▶ [Given instruction]
Each record below should appear again exactly as written.

▶ [Extracted material]
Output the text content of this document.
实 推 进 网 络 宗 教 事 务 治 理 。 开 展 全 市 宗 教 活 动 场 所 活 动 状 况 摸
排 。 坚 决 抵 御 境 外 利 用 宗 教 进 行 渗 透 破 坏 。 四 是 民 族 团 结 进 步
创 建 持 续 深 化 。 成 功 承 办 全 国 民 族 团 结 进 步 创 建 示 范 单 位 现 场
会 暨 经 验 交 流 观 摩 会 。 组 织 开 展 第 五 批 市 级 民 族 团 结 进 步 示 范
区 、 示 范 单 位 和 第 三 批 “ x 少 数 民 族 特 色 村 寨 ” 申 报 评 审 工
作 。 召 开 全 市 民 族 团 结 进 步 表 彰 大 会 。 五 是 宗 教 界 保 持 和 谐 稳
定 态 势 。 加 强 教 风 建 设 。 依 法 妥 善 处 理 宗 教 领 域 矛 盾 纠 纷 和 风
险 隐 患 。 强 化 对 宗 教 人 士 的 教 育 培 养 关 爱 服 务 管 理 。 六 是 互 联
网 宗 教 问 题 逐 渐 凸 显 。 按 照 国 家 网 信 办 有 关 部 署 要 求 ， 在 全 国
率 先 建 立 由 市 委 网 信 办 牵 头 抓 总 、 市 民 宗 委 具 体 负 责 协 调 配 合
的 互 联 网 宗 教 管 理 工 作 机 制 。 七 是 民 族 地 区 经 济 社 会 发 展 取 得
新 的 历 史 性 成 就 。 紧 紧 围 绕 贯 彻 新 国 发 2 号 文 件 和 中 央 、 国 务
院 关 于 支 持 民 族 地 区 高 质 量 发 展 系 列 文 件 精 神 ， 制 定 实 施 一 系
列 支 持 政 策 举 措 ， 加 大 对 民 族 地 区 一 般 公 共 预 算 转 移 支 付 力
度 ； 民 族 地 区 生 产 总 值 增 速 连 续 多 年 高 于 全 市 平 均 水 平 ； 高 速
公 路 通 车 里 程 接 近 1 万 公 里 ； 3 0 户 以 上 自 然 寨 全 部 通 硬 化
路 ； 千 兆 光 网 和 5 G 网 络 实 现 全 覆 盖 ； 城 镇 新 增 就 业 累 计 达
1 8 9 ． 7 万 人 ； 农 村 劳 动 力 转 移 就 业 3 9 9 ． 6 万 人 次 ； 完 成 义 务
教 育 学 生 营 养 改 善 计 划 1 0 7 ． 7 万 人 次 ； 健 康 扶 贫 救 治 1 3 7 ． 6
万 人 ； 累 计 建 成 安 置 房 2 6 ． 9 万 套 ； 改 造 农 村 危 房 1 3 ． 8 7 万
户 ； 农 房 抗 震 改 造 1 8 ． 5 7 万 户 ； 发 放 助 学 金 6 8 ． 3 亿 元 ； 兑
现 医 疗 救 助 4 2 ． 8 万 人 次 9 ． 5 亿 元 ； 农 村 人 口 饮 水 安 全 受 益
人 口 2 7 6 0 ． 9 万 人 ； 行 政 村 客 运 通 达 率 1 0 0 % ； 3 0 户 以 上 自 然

▶ [Exercise response]
Output the text content of this document.
实 推 进 网 络 宗 教 事 务 治 理 。 开 展 全 市 宗 教 活 动 场 所 活 动 状 况 摸
排 。 坚 决 抵 御 境 外 利 用 宗 教 进 行 渗 透 破 坏 。 四 是 民 族 团 结 进 步
创 建 持 续 深 化 。 成 功 承 办 全 国 民 族 团 结 进 步 创 建 示 范 单 位 现 场
会 暨 经 验 交 流 观 摩 会 。 组 织 开 展 第 五 批 市 级 民 族 团 结 进 步 示 范
区 、 示 范 单 位 和 第 三 批 “ x 少 数 民 族 特 色 村 寨 ” 申 报 评 审 工
作 。 召 开 全 市 民 族 团 结 进 步 表 彰 大 会 。 五 是 宗 教 界 保 持 和 谐 稳
定 态 势 。 加 强 教 风 建 设 。 依 法 妥 善 处 理 宗 教 领 域 矛 盾 纠 纷 和 风
险 隐 患 。 强 化 对 宗 教 人 士 的 教 育 培 养 关 爱 服 务 管 理 。 六 是 互 联
网 宗 教 问 题 逐 渐 凸 显 。 按 照 国 家 网 信 办 有 关 部 署 要 求 ， 在 全 国
率 先 建 立 由 市 委 网 信 办 牵 头 抓 总 、 市 民 宗 委 具 体 负 责 协 调 配 合
的 互 联 网 宗 教 管 理 工 作 机 制 。 七 是 民 族 地 区 经 济 社 会 发 展 取 得
新 的 历 史 性 成 就 。 紧 紧 围 绕 贯 彻 新 国 发 2 号 文 件 和 中 央 、 国 务
院 关 于 支 持 民 族 地 区 高 质 量 发 展 系 列 文 件 精 神 ， 制 定 实 施 一 系
列 支 持 政 策 举 措 ， 加 大 对 民 族 地 区 一 般 公 共 预 算 转 移 支 付 力
度 ； 民 族 地 区 生 产 总 值 增 速 连 续 多 年 高 于 全 市 平 均 水 平 ； 高 速
公 路 通 车 里 程 接 近 1 万 公 里 ； 3 0 户 以 上 自 然 寨 全 部 通 硬 化
路 ； 千 兆 光 网 和 5 G 网 络 实 现 全 覆 盖 ； 城 镇 新 增 就 业 累 计 达
1 8 9 ． 7 万 人 ； 农 村 劳 动 力 转 移 就 业 3 9 9 ． 6 万 人 次 ； 完 成 义 务
教 育 学 生 营 养 改 善 计 划 1 0 7 ． 7 万 人 次 ； 健 康 扶 贫 救 治 1 3 7 ． 6
万 人 ； 累 计 建 成 安 置 房 2 6 ． 9 万 套 ； 改 造 农 村 危 房 1 3 ． 8 7 万
户 ； 农 房 抗 震 改 造 1 8 ． 5 7 万 户 ； 发 放 助 学 金 6 8 ． 3 亿 元 ； 兑
现 医 疗 救 助 4 2 ． 8 万 人 次 9 ． 5 亿 元 ； 农 村 人 口 饮 水 安 全 受 益
人 口 2 7 6 0 ． 9 万 人 ； 行 政 村 客 运 通 达 率 1 0 0 % ； 3 0 户 以 上 自 然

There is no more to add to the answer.